## [Supplied material]
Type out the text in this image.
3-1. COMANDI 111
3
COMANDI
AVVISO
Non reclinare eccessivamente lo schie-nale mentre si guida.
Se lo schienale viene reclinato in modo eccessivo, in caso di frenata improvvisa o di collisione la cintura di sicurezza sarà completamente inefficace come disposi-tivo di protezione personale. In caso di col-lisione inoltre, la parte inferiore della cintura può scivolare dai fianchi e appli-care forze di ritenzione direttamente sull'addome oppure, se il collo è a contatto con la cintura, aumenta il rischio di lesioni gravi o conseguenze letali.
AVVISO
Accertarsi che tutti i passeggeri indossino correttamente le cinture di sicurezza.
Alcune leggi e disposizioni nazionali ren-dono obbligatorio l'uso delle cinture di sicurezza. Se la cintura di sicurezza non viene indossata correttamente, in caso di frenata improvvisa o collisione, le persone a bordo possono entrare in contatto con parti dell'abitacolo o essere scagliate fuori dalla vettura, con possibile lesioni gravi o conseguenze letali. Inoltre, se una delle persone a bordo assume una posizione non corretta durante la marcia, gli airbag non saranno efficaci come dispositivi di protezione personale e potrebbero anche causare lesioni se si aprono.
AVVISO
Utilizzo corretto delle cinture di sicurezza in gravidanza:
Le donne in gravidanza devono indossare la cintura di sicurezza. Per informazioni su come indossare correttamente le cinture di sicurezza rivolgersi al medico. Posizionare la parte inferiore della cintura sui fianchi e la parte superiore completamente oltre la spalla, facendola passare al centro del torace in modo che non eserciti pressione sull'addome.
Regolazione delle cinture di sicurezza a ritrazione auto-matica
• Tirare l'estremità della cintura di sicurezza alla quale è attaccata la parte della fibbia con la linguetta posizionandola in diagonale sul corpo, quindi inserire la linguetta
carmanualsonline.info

## [Required task]
Scan the lines for the string "gravidanza". Copy out each line that matches.

## [Response to this exercise]
Utilizzo corretto delle cinture di sicurezza in gravidanza:
Le donne in gravidanza devono indossare la cintura di sicurezza. Per informazioni su come indossare correttamente le cinture di sicurezza rivolgersi al medico. Posizionare la parte inferiore della cintura sui fianchi e la parte superiore completamente oltre la spalla, facendola passare al centro del torace in modo che non eserciti pressione sull'addome.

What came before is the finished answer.